Extrait source:
========================================================================

Les inconvénients et limites de l’angiomammographie sont :
• une technique irradiante par rapport à l’IRM ;
• un risque faible mais réel d’allergie aux produits de contraste iodés, comme lors de toute injection intraveineuse de produits de contraste iodés.
Tomosynthèse mammaire
La tomosynthèse mammaire est un autre développement de la mammographie numérique. L’image mammographique conventionnelle est une projection en deux dimensions de l’ensemble du volume mammaire composé de structures anatomiques normales et d’éventuelles lésions bénignes ou malignes. Toutes ces structures se superposent sur l’image bidimensionnelle. La tomosynthèse rend possible l’exploration de ce volume mammaire par plans successifs reconstruits. Elle permet la reconstruction d’images mammographiques 3D à partir d’un ensemble de projections du sein acquises sous différents angles de vue : de 11 à 40° d’angulation selon les différents constructeurs (fig. 9.4). Il devient alors possible de visualiser les tissus mammaires entrant dans la composition d’un plan de reconstruction donné, en s’affranchissant au maximum de la contribution à l’image des structures mammaires sus- et sous-jacentes. Les données sont reconstruites typiquement tous les 1 mm permettant l’obtention d’environ 50 coupes pour un sein comprimé de 5 cm d’épaisseur (voir fig. 9.4). Les images reconstruites peuvent alors être visualisées individuellement ou en mode cinédynamique sur une console dédiée. Étant donné que les images sont acquises avec des angulations différentes, elles sont typiquement obtenues sans grille. Cet inconvénient apparent est compensé par un meilleur contraste de la mammographie numérique par rapport à l’imagerie analogique [2]. Cette technique fournit une reconstruction tridimensionnelle du sein pour une dose égale à celle de trois clichés de mammographie numérique standard. Plusieurs constructeurs proposent des produits commerciaux. Les expériences cliniques les plus récentes ont également montré que la tomosynthèse, en éliminant l’effet de superposition des tissus, permet une meilleure différenciation entre les lésions bénignes et les lésions malignes que la mammographie conventionnelle et améliorerait donc la spécificité de la mammographie numérique [3]. Par ailleurs, plusieurs études en dépistage ont montré l’intérêt de la tomosynthèse pour la détection de lésions malignes dans des seins denses [4].
Fig. 9.4 Schéma expliquant le principe de la tomosynthèse en mammographie.
Les images obtenues sont reconstruites en coupes de 1 mm puis fusionnées en 3D.

========================================================================

Contenu des données:

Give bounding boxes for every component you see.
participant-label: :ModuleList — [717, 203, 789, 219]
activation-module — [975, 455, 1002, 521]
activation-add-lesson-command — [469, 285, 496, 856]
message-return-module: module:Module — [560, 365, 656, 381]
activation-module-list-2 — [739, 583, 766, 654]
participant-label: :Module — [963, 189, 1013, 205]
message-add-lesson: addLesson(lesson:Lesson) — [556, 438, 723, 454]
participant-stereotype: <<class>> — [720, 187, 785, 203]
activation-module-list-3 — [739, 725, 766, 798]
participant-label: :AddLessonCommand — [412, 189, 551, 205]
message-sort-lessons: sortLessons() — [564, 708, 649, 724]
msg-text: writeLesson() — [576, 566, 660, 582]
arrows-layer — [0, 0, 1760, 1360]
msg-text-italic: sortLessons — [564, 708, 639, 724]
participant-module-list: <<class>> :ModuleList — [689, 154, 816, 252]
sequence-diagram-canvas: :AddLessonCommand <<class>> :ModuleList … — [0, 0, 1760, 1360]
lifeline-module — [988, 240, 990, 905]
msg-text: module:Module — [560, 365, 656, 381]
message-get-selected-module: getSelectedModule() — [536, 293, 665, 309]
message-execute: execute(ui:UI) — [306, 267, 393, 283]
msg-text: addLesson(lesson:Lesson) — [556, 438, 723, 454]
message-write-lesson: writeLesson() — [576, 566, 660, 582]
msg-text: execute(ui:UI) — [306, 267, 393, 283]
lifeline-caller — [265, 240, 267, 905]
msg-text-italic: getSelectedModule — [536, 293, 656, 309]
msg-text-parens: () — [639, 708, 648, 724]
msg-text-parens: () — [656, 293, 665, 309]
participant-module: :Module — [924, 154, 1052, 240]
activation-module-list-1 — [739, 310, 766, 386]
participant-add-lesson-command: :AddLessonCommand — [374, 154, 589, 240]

========================================================================

Consigne:
Répondez à ces questions sur l'extrait consacré à la mammographie :
1. Par rapport à quelle technique l'angiomammographie est-elle présentée comme irradiante ?
2. Quelle plage d'angulation couvrent les projections acquises en tomosynthèse, selon les constructeurs ?
3. La dose d'une tomosynthèse équivaut à combien de clichés de mammographie numérique standard ?

Résultat attendu:
1. L'IRM.
2. De 11 à 40°.
3. Trois clichés.